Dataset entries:
* * * * * * *

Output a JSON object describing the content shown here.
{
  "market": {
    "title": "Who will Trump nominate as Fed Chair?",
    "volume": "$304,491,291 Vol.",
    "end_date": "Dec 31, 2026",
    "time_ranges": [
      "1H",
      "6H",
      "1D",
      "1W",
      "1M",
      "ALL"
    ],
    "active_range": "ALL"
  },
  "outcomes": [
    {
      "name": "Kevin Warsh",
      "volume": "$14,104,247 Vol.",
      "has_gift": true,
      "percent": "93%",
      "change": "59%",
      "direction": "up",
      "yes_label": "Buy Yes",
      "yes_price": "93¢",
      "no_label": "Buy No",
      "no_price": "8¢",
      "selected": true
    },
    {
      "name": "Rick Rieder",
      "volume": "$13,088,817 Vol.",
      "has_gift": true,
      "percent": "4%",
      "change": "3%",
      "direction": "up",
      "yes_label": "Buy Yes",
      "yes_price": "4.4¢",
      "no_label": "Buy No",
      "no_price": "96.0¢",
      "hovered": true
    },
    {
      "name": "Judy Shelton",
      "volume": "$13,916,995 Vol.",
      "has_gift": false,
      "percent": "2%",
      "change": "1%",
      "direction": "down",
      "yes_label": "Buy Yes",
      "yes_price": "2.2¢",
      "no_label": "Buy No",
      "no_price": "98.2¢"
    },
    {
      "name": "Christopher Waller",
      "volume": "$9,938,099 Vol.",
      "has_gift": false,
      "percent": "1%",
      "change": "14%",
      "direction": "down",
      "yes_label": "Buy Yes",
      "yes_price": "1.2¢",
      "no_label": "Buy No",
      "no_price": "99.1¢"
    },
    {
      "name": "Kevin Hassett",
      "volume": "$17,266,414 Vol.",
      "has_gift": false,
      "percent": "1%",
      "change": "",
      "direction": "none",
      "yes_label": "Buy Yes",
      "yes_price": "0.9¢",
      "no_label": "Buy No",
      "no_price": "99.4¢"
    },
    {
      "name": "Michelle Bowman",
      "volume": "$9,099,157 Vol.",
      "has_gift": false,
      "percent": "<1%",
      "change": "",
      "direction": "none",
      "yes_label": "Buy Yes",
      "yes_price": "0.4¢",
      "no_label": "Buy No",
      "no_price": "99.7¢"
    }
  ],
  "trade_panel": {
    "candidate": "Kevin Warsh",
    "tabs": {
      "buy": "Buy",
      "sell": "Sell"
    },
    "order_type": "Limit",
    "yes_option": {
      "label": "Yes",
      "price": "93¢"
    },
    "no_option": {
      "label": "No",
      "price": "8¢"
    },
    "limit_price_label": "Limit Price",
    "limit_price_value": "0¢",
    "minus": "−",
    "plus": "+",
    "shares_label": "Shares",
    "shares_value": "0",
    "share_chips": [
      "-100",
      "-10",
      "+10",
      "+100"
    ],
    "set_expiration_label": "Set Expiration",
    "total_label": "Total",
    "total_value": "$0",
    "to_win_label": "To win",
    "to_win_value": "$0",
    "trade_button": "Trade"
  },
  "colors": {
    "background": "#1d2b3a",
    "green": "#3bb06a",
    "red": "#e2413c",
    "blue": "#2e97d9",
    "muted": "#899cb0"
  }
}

* * * * * * *

From the records above, extract every entry verbatim.

Output a JSON object describing the content shown here.
{
  "market": {
    "title": "Who will Trump nominate as Fed Chair?",
    "volume": "$304,491,291 Vol.",
    "end_date": "Dec 31, 2026",
    "time_ranges": [
      "1H",
      "6H",
      "1D",
      "1W",
      "1M",
      "ALL"
    ],
    "active_range": "ALL"
  },
  "outcomes": [
    {
      "name": "Kevin Warsh",
      "volume": "$14,104,247 Vol.",
      "has_gift": true,
      "percent": "93%",
      "change": "59%",
      "direction": "up",
      "yes_label": "Buy Yes",
      "yes_price": "93¢",
      "no_label": "Buy No",
      "no_price": "8¢",
      "selected": true
    },
    {
      "name": "Rick Rieder",
      "volume": "$13,088,817 Vol.",
      "has_gift": true,
      "percent": "4%",
      "change": "3%",
      "direction": "up",
      "yes_label": "Buy Yes",
      "yes_price": "4.4¢",
      "no_label": "Buy No",
      "no_price": "96.0¢",
      "hovered": true
    },
    {
      "name": "Judy Shelton",
      "volume": "$13,916,995 Vol.",
      "has_gift": false,
      "percent": "2%",
      "change": "1%",
      "direction": "down",
      "yes_label": "Buy Yes",
      "yes_price": "2.2¢",
      "no_label": "Buy No",
      "no_price": "98.2¢"
    },
    {
      "name": "Christopher Waller",
      "volume": "$9,938,099 Vol.",
      "has_gift": false,
      "percent": "1%",
      "change": "14%",
      "direction": "down",
      "yes_label": "Buy Yes",
      "yes_price": "1.2¢",
      "no_label": "Buy No",
      "no_price": "99.1¢"
    },
    {
      "name": "Kevin Hassett",
      "volume": "$17,266,414 Vol.",
      "has_gift": false,
      "percent": "1%",
      "change": "",
      "direction": "none",
      "yes_label": "Buy Yes",
      "yes_price": "0.9¢",
      "no_label": "Buy No",
      "no_price": "99.4¢"
    },
    {
      "name": "Michelle Bowman",
      "volume": "$9,099,157 Vol.",
      "has_gift": false,
      "percent": "<1%",
      "change": "",
      "direction": "none",
      "yes_label": "Buy Yes",
      "yes_price": "0.4¢",
      "no_label": "Buy No",
      "no_price": "99.7¢"
    }
  ],
  "trade_panel": {
    "candidate": "Kevin Warsh",
    "tabs": {
      "buy": "Buy",
      "sell": "Sell"
    },
    "order_type": "Limit",
    "yes_option": {
      "label": "Yes",
      "price": "93¢"
    },
    "no_option": {
      "label": "No",
      "price": "8¢"
    },
    "limit_price_label": "Limit Price",
    "limit_price_value": "0¢",
    "minus": "−",
    "plus": "+",
    "shares_label": "Shares",
    "shares_value": "0",
    "share_chips": [
      "-100",
      "-10",
      "+10",
      "+100"
    ],
    "set_expiration_label": "Set Expiration",
    "total_label": "Total",
    "total_value": "$0",
    "to_win_label": "To win",
    "to_win_value": "$0",
    "trade_button": "Trade"
  },
  "colors": {
    "background": "#1d2b3a",
    "green": "#3bb06a",
    "red": "#e2413c",
    "blue": "#2e97d9",
    "muted": "#899cb0"
  }
}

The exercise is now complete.